## Given text

┌──

FIG. 1 is a schematic diagram of an example scenario of encoding data for streaming video. In an example an image capture device 100, for example a webcam or other video camera captures images of a user which forms a sequence of video data 102. The video data 102 may be represented by the sequence of still image frames 108, 110, 112. The images may be compressed using a video encoder 104 implemented at a computing device 106. The encoder 104 converts the video data from analogue format to digital format and compresses the data to form compressed output data 114.

The compression carried out by the encoder 104 may, therefore, attempt to minimize the bandwidth requirements for the transmission of the compressed output data 114 while at the same time minimizing the loss of quality.

Video encoder 104 may be a hybrid video encoder that uses previously encoded image frames and side information added by the encoder to estimate a prediction for the current frame. The side information may be a motion field. In an example, a motion field compensates for the motion of the camera and motion of objects in a scene across neighboring frames by encoding a vector which indicates the difference in position of an object e.g. a pixel between frames. The output data 116 of the encoder may be encoded data representing a reference frame from the sequence of images, the motion field which may be a computed difference between the reference image and another image in the sequence of images and a residual error, the residual error may be an indication of the difference between the prediction for the encoded image given by warping the reference image with the motion field and the image itself.

In an example, if a person, e.g. the user, moves their head to the left between a first frame and a second frame then the motion field may encode this difference. In another example, if the camera was tracking between frames, e.g. tracking left to right, then the motion field may encode the movement between frames. A dense motion field may be a field of per-pixel motion vectors which describes how to warp the pixels in the previously decoded frame to from a new image. By warping the previously encoded image with the motion field a prediction for the current image may be obtained. The difference between the prediction and the current frame is known as the residual or prediction error and is separately encoded to correct the prediction.

The computing device 106 may transmit output data 114 from the encoder via a network 116 to a remote device 118, for display on a display of the remote device. Computing device 104 and remote device 118 may be any appropriate device e.g. a personal computer, server or mobile computing device, for example a tablet, mobile telephone or smart-phone. Network 116 may be a wired or wireless transmission network e.g. WiFi, Bluetooth™, cable, or other appropriate network.

In another example output data 114 may alternatively be written to a computer readable storage media, for example a data store 124, 126 at computing device 104 or remote device 118. Writing the output data to a computer readable storage media may be carried out as an alternative to, or in addition to displaying the video data in real time.

The compressed output data 114 may be decoded using video decoder 122. In an example video decoder 122 is implemented at remote device 118, however it may be located on the same device as video encoder 104 or a third device. As noted above, the output data may be decoded in real-time. The decoder 122 may restore each image frame 108, 110, 112 of the video data sequence 102 for playback.

FIG. 2 is a schematic diagram of an example video encoder which utilizes compressible motion fields. Images, for example images I1 200 and I0 202, which form part of a video data sequence may be received at video encoder 204. In the first image 200 a user may be face on to the camera, in the second image 202 the user may have turned their head to the left; therefore a motion field may be used to encode the difference between the two frames.

└──

## Work instructions
• 1. Answer these questions from the passage on video encoding.
(a) What examples of an image capture device does it give?
(b) What is the difference between the prediction and the current frame known as?
(c) In the second image described for FIG. 2, what may the user have done?
• 2. Write out the passage on video encoding from "The compressed output data 114 may" up to and including "the two frames.".
• 3. Extend the passage on video encoding, continuing from its last sentence.

## Raw records
┌──

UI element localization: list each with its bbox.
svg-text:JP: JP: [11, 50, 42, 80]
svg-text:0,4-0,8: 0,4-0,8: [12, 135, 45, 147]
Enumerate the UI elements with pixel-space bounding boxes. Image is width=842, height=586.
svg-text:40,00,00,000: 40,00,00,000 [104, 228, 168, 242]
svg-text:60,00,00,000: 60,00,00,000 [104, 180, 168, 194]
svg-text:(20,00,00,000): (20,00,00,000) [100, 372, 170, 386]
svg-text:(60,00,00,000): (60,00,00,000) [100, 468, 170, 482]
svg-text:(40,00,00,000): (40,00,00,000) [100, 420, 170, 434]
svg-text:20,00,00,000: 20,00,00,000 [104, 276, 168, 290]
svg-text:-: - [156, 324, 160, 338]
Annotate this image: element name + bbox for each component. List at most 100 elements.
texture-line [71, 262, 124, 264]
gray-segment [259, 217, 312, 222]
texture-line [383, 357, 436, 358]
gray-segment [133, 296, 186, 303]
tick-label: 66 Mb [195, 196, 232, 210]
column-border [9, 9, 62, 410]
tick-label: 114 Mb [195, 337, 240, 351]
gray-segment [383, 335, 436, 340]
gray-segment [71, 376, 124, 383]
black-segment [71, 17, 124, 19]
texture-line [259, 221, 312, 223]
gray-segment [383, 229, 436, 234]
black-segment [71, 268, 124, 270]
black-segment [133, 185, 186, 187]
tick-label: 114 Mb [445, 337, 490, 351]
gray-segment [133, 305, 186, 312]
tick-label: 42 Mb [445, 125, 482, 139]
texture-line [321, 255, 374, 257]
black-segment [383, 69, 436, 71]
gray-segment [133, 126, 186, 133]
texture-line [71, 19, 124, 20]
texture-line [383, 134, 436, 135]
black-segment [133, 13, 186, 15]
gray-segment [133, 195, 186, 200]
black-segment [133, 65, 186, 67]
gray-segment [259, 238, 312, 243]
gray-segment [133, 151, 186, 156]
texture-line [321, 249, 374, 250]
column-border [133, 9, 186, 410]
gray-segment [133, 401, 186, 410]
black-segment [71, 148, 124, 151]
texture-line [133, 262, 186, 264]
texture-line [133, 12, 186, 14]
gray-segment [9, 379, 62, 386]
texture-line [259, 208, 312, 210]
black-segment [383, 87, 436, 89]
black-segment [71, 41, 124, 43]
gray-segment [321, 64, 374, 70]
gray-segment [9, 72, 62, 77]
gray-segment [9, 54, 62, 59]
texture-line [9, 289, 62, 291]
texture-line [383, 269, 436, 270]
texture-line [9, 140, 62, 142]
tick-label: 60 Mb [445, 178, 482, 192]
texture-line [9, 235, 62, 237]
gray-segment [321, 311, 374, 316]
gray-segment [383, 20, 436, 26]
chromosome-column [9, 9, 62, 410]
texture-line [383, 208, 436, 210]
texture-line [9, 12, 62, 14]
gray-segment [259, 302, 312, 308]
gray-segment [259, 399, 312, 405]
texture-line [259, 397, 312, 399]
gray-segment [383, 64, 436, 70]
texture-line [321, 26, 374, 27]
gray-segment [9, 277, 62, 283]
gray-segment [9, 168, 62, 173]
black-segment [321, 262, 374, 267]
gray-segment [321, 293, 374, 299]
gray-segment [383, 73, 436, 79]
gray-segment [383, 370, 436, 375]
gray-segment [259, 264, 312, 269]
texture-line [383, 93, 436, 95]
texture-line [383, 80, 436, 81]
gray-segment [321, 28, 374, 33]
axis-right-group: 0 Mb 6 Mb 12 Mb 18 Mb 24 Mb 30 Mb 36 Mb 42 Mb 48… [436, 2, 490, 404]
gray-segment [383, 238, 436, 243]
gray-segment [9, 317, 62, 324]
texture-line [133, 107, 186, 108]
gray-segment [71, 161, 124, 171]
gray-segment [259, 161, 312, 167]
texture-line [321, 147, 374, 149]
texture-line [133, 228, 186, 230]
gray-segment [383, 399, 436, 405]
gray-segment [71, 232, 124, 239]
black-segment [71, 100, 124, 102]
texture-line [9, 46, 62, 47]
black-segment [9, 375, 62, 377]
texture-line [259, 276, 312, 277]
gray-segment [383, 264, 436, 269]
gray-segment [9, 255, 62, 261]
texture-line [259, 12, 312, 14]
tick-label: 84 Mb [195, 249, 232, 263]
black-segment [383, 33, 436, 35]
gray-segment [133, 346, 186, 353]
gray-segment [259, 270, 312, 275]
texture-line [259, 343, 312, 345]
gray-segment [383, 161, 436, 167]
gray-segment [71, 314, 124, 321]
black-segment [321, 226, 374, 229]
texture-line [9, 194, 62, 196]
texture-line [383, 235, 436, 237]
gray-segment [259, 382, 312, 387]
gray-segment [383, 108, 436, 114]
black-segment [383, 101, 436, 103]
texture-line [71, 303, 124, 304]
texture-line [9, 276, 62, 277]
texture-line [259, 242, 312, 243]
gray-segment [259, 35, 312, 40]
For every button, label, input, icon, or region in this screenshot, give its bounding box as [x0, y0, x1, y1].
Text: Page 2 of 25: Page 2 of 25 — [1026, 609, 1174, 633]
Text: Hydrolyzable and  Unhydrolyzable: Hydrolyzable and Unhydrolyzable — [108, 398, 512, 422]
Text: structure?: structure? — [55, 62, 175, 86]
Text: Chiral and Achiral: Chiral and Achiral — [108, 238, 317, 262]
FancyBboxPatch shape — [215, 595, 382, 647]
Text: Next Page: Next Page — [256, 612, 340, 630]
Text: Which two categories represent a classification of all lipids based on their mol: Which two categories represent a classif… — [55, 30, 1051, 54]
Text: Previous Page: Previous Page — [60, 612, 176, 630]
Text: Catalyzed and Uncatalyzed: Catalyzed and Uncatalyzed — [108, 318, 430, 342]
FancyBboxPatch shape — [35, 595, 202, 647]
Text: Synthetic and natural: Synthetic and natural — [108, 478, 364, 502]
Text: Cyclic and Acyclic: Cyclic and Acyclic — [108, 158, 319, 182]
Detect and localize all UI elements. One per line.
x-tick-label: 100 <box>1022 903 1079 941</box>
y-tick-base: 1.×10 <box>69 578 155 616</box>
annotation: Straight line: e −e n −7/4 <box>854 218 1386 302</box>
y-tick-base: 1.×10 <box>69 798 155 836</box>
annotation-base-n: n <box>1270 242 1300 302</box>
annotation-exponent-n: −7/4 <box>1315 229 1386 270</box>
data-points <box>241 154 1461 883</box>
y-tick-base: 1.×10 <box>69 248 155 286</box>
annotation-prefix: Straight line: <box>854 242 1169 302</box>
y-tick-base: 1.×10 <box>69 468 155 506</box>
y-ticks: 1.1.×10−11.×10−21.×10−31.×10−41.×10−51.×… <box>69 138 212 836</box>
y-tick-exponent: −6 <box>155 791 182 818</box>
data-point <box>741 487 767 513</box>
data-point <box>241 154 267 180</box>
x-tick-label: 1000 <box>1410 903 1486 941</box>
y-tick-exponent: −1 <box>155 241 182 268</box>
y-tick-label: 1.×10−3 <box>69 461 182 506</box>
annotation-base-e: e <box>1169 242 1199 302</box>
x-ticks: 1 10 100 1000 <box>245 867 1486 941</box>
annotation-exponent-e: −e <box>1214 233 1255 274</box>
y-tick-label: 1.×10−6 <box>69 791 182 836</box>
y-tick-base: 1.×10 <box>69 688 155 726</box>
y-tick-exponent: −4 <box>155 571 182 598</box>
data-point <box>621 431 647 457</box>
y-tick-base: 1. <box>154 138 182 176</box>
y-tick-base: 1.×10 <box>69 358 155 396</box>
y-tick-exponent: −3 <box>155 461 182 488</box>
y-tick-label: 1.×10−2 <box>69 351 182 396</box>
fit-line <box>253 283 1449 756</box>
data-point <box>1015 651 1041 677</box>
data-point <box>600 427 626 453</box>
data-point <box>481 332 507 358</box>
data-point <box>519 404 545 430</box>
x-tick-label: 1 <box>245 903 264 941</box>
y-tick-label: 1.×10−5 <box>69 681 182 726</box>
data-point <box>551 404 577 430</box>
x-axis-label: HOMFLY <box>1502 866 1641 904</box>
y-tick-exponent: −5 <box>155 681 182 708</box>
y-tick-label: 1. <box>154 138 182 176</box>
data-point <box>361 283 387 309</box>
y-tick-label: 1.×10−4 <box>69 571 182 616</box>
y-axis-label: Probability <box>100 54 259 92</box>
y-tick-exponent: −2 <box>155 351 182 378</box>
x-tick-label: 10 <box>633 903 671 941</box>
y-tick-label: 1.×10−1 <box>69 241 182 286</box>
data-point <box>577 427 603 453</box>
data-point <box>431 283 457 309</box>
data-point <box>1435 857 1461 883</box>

└──

## The replies
• 1.
(a) A webcam or other video camera.
(b) The residual or prediction error.
(c) Turned their head to the left.

• 2.
The compressed output data 114 may be decoded using video decoder 122. In an example video decoder 122 is implemented at remote device 118, however it may be located on the same device as video encoder 104 or a third device. As noted above, the output data may be decoded in real-time. The decoder 122 may restore each image frame 108, 110, 112 of the video data sequence 102 for playback.

FIG. 2 is a schematic diagram of an example video encoder which utilizes compressible motion fields. Images, for example images I1 200 and I0 202, which form part of a video data sequence may be received at video encoder 204. In the first image 200 a user may be face on to the camera, in the second image 202 the user may have turned their head to the left; therefore a motion field may be used to encode the difference between the two frames.

• 3.
Video encoder 204 may comprise motion field computation logic 206. Motion field computation logic 206 computes a motion field and a residual from pairs of still image frames, for example, images I1200 and I0202. In an embodiment the motion field may be represented by a plurality of coefficients, wherein the coefficients are numerical values computed using a family of mathematical functions. The family of mathematical functions selected to compute the coefficients are known as the basis.

The motion field may not be an estimate of the true motion of the scene, in an ideal example, each pixel in the image would be associated to a motion vector that minimizes the residual. However such a motion field may contain more information than the image itself, therefore some freedom in computing the field must be traded for efficient encoding of the residual. In examples a motion field is computed that does not describe the motion exactly but can be compressed and also leads to a small residual. In an example, the video encoder may utilize dense compressible motion fields which may be optimized for both compressibility and residual magnitude.

In many video compression algorithms the largest transmission cost is in encoding the prediction for I0202 derived from warping images I1200 with the motion field rather than in encoding the residual error. Optimization logic 208 may be arranged to optimize the residual error subject to a cost of encoding the motion field. The budget for encoding the motion field may be specified a-priori or determined at runtime. In an example the optimization may comprise trading off a bit cost of encoding the motion field with residual magnitude. Therefore the efficiency of the video encoding may be optimized subject to the constraints of quality and coding cost.

Quantization and encoding logic 210 may be arranged to encode the optimized motion field u into a minimal number of bits without degrading the quality of the residual. In an embodiment, quantization and encoding logic 210 may be arranged to encode the solution to u by dividing the coefficients of the motion field into blocks and assigning a quantizer to each block. In an example the quantizer is a uniform quantizer q. The outputs 212 of video encoder 204 are, therefore, encoded motion field coefficients and residuals.

FIG. 3 is a flow diagram of an example method of video encoding which may be implemented by the encoder of FIG. 2. In an embodiment one or more pairs of images 200, 202 are received 300 at an example video encoder 204. For example the images may be images from a webcam which is recording video data of a user.

For a pair of images selected from image frames in a video sequence, for example image pair I1200 and I0202, a motion field u and a residual error can be computed 302 by motion field logic 206 as a field of per-pixel motion vectors describing how to warp the pixels from I1200 to form a new image I1(u). In an embodiment motion field u is a dense motion field. The new image I1(u) may be used as a prediction for I0202. The motion field may not be an estimate of the true motion of the scene, in an ideal example, each pixel in the image would be associated to a motion vector that minimizes the residual. However, such a motion field may contain more information than the image itself, therefore some freedom in computing the field may be traded for efficient encodability.

In an embodiment motion field u may be represented by a plurality of coefficients in a given basis, where a basis is a family of mathematical functions. In an embodiment the basis may be a linear wavelet basis. A linear wavelet basis is a family of “wave like” mathematical functions which can be added linearly to represent a continuous function. In an example the linear wavelet basis may be represented by a matrix W. In various examples, the basis may be selected to represent sparsely a wide variety of motions and to allow efficient optimizations. In an embodiment the linear wavelet basis may be orthogonal wavelets, for example a sequence of square shaped functions such as Haar or least asymmetric wavelets.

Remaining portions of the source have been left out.